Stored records
════════════════
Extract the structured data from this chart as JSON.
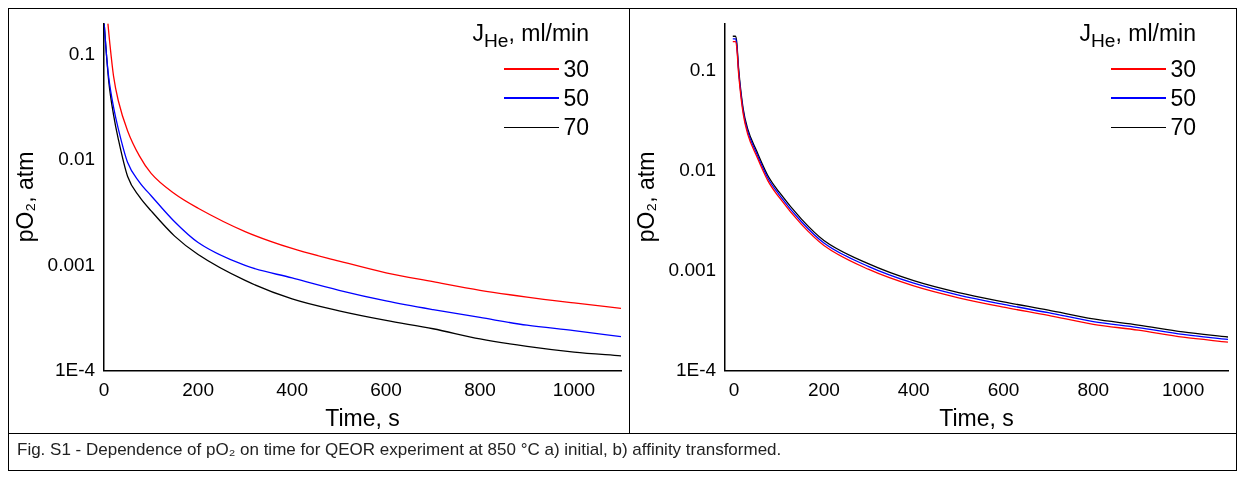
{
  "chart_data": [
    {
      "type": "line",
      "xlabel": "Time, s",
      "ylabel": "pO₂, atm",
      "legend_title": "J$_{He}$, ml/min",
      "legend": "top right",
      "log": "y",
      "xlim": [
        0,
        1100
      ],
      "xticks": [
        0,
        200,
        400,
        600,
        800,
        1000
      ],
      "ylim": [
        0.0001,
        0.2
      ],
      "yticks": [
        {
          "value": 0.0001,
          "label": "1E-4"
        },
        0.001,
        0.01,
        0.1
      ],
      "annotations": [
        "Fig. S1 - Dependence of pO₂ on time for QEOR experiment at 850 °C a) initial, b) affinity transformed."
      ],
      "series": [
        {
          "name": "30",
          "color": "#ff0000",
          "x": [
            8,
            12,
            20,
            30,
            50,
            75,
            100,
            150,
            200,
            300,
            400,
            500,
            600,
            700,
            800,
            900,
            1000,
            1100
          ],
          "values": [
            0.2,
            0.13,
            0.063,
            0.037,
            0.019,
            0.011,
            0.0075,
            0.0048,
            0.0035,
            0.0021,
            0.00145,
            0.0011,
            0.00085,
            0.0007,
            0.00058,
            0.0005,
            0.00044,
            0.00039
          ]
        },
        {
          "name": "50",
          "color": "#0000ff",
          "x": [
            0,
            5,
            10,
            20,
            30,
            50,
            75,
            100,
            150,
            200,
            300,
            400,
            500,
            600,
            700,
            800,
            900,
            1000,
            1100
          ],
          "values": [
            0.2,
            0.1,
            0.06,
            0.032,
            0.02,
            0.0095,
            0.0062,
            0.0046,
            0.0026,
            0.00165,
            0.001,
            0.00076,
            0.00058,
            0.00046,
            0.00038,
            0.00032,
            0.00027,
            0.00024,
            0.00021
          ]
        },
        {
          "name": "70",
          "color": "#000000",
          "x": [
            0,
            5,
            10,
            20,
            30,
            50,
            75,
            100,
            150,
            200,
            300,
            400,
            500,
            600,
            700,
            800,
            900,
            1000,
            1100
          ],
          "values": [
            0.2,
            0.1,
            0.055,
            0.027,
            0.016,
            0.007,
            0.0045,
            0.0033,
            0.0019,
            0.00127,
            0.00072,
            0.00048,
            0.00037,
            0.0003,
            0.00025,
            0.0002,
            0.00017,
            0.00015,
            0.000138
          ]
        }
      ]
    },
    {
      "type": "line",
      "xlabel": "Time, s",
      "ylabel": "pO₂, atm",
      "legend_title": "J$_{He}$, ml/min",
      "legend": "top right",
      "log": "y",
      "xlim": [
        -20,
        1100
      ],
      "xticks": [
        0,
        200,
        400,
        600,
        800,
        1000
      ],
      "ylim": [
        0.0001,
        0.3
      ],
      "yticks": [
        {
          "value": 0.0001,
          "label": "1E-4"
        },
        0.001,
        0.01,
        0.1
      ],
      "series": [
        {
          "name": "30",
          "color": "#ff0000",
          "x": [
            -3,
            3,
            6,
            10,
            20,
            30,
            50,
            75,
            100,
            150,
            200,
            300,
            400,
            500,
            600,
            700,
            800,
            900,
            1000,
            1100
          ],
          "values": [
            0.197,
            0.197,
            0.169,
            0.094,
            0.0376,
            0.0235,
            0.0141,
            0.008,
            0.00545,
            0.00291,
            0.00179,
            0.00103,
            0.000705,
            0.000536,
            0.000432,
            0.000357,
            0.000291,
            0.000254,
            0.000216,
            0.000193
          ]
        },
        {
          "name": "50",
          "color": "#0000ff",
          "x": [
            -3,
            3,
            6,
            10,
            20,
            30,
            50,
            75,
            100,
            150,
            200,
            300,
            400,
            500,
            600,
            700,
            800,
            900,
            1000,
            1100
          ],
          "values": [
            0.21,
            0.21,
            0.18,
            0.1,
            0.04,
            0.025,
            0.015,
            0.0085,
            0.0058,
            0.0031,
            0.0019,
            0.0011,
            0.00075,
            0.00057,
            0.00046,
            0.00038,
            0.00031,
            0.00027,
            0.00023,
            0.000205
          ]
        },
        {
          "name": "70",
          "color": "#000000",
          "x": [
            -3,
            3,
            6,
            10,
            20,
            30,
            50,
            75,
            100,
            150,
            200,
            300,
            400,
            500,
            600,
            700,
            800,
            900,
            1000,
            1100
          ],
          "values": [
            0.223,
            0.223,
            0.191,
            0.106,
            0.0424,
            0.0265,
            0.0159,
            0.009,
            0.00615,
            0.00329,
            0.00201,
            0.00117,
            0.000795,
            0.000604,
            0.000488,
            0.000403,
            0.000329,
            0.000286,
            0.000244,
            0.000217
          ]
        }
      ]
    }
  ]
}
════════════════
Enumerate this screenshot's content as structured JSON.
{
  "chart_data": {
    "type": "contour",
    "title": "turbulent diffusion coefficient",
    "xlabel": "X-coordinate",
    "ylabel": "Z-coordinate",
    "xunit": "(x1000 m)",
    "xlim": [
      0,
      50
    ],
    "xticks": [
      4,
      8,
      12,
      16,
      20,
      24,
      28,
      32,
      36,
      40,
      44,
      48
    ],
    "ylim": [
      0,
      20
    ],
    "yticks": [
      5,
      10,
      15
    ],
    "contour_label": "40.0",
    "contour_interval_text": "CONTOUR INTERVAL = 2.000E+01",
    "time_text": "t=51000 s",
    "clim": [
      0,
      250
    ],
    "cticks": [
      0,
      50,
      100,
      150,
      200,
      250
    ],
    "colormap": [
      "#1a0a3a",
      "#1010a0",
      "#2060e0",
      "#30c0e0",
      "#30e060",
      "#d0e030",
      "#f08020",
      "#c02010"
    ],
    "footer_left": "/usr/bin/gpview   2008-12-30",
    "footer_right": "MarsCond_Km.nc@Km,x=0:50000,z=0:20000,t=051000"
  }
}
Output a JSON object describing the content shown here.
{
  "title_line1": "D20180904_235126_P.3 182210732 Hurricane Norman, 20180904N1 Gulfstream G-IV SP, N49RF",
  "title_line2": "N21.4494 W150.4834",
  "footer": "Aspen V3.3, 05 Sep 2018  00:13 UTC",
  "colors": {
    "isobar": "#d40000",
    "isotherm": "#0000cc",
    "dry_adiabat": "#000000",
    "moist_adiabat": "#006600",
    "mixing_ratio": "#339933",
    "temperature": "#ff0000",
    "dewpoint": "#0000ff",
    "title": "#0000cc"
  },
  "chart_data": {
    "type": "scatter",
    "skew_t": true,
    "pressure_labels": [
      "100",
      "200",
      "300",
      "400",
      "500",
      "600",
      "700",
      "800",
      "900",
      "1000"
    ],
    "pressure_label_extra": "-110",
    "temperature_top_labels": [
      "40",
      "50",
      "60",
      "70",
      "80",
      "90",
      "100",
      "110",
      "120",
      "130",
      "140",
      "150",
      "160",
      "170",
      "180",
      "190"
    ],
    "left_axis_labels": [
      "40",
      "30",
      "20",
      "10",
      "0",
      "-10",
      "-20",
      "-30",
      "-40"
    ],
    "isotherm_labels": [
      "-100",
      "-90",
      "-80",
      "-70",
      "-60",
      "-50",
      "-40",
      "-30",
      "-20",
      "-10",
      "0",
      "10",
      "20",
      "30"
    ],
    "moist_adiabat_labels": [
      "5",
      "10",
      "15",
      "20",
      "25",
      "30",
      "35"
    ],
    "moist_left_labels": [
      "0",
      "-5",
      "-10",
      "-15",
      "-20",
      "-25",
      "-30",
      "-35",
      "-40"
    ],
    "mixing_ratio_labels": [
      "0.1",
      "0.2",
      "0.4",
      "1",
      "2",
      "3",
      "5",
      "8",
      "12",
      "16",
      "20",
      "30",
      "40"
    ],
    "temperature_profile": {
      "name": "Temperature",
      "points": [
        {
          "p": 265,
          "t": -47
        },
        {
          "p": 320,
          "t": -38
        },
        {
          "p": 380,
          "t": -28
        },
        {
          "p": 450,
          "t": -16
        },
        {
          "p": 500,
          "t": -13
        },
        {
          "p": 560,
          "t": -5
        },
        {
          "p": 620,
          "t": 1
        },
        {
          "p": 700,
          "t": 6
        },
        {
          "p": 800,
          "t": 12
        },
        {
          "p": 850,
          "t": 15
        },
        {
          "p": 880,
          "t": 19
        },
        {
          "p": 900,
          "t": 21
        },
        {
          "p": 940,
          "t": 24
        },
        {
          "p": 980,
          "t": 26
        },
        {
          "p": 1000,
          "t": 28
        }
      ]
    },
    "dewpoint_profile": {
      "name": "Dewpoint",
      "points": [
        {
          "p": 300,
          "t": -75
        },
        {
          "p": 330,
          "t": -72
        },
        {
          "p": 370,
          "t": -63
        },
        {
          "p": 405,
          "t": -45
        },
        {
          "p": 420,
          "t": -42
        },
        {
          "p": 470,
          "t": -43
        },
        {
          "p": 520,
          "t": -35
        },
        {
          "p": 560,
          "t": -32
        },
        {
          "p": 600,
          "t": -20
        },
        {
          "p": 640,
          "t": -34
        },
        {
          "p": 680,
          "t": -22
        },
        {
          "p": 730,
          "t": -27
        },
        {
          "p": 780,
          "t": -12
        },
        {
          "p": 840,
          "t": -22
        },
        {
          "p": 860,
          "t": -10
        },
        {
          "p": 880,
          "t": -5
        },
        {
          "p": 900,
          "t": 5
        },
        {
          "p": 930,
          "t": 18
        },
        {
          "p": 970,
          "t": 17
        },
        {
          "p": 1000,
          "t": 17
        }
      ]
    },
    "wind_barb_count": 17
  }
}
════════════════
Search the listing for the word "coordinate" and return each line that holds it.

Solution for this exercise:
    "xlabel": "X-coordinate",
    "ylabel": "Z-coordinate",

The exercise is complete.